** start Quoted passage **

Like the subliminal message that sun is yellow, water blue and coal anthracite?

Reply to  simple-touriste
February 10, 2016 12:43 am

By orange yellow you mean pure gold.

george e. smith
Reply to  Geoff Sherrington
February 10, 2016 11:50 am

Sun not yellow.
g

February 9, 2016 10:54 pm

Is 2015 data available? Would make a fun GIF, perhaps…

Reply to  cartoonasaur
February 10, 2016 1:33 am

Mostly coal has dropped and natural gas has gone up. Pages 11 and 12 show that ( in terms of capacity) : http://www.nerc.com/pa/RAPA/ra/Reliability%20Assessments%20DL/2015LTRA%20-%20Final%20Report.pdf
In terms of energy the effect is probably larger.

February 9, 2016 11:03 pm

What did you actually plot? Net annual generation? Nameplate capacity? Did you filter by status (retired / active /etc)?
Depending on the answers to those questions this plot might be worse than useless.

n.n
February 9, 2016 11:12 pm

Special land use grants, exploitation of eminent domain, and endangered species exemptions to force viability of disruptive, non-renewable conversion of low density, low availability green energy sources. Well, at least the Chinese and “green” tech lobbyists will be happy.

charles nelson
February 9, 2016 11:19 pm

Hydro electric 0.4%?

Patrick MJD
February 9, 2016 11:48 pm

What you talking about?
Watch this to discover electrickery! LOL

Don K
February 9, 2016 11:50 pm

Thanks for the effort Willis
A couple of possible problems.
1. The chart doesn’t display in my old Linux version of Opera. Might be a problem with other browsers as well. No clue why not. The jpg file is actually displayable (once I sorted through the gowdawful wordpress html to find the url). The href is http://wattsupwiththat.com/2016/02/09/what-powers-the-electricity/egrid-generator-data/ Should there be something after the final /? The whole thing looks odd to me. It’s not how I’d code an image link. But that doesn’t mean that it isn’t legal or perhapspreferable to my simplistic notions of html.
2. As folks are pointing out, the numbers look wrong, hydro looks way too small. nuclear looks too big, etc. I’ll set out in search of an alternate set of numbers and post it if I find anything.

Don K
Reply to  Don K
February 10, 2016 12:08 am

OK — here’s a link to wikipedia’s numbers for 2013 — https://en.wikipedia.org/wiki/Energy_in_the_United_States#Generation The table is down a ways in the section
Wikipedias’s numbers are more like what I’m used to seeing. I’m not about to try to handcode an html table on a website where I can’t view the rendered html without commiting it to an uneditable post. So — unformatted — here’s the gist:
Coal – 38.44%
Nat Gas – 27.66%
Nuclear – 19.18%
Hydro – 6.53%
Other Renewables – 6.16%
Petroleum – 0.66%
Misc – 0..33%
Storage(???) – 0.11%
Total U.S.- 98.85%
Imp-Exp – 1.14%
Total – 100%

Reply to  Don K
February 10, 2016 6:35 am

Don K
Is this table generation output, MWh, or installed capacity, MW?

** end Quoted passage **

• _Given instruction_: In the comment thread, what share of U.S. generation does the 2013 Wikipedia table list for hydro?

** start Records **

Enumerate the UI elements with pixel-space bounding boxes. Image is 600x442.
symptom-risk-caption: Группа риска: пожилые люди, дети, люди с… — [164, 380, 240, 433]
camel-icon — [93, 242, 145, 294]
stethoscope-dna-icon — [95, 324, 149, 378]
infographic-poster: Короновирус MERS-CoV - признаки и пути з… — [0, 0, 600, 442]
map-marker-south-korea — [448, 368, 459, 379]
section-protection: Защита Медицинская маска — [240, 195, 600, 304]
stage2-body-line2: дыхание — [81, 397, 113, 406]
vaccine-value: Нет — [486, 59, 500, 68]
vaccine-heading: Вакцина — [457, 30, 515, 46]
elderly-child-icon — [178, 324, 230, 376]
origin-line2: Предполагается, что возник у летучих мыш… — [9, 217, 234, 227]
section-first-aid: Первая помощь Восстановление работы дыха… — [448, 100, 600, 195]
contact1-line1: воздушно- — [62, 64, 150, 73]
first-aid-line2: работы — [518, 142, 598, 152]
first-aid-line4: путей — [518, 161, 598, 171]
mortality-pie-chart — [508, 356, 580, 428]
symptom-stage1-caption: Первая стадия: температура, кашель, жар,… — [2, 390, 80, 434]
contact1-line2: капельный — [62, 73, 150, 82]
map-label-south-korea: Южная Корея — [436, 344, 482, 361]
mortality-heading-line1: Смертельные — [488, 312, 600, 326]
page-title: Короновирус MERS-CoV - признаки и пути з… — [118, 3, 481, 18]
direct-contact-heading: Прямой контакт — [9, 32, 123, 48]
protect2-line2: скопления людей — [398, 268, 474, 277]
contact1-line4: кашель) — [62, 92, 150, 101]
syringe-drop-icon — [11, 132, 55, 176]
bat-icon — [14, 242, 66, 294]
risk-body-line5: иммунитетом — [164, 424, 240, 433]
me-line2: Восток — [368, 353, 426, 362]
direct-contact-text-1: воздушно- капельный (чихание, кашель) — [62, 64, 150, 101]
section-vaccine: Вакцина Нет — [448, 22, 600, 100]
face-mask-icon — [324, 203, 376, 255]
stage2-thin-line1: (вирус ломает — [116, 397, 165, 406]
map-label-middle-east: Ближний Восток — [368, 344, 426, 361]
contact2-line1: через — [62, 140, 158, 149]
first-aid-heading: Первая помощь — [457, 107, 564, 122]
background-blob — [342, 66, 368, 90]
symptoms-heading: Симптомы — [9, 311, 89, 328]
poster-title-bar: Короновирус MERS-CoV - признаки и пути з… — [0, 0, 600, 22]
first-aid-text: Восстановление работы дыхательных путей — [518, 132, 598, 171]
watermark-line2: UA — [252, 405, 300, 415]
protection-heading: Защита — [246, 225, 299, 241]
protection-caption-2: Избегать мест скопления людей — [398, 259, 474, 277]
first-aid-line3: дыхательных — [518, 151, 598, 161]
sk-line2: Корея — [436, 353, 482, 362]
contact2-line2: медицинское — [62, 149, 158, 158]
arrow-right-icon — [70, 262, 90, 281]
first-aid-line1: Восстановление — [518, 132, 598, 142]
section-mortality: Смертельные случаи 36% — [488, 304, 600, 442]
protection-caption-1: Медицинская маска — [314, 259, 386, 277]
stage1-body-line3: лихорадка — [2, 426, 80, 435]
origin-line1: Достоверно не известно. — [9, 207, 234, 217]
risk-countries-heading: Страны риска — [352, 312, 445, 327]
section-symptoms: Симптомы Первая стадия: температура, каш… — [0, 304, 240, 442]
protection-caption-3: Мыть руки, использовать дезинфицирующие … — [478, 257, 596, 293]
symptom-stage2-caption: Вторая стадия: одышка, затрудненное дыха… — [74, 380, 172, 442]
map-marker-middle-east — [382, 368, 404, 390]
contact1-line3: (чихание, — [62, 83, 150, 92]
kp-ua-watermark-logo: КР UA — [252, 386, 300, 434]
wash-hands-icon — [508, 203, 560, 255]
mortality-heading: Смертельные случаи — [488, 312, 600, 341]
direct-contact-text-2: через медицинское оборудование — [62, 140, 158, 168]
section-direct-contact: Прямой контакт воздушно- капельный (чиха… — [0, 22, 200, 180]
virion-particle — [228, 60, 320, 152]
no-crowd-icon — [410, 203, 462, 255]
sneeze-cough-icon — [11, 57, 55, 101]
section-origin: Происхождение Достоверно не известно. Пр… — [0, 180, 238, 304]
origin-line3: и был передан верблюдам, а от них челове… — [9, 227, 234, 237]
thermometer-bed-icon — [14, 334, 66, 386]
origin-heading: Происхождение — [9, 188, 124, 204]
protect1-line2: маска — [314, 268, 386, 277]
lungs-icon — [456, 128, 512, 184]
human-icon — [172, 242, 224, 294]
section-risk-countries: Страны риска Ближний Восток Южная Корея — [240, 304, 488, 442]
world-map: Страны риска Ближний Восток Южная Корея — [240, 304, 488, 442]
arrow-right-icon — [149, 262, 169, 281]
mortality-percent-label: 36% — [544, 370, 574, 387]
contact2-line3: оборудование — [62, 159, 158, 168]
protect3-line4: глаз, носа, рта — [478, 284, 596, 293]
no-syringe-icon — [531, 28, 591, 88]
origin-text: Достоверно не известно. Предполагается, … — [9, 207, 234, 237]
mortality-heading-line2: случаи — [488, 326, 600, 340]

** end Records **

• _Correct output_: 6.53%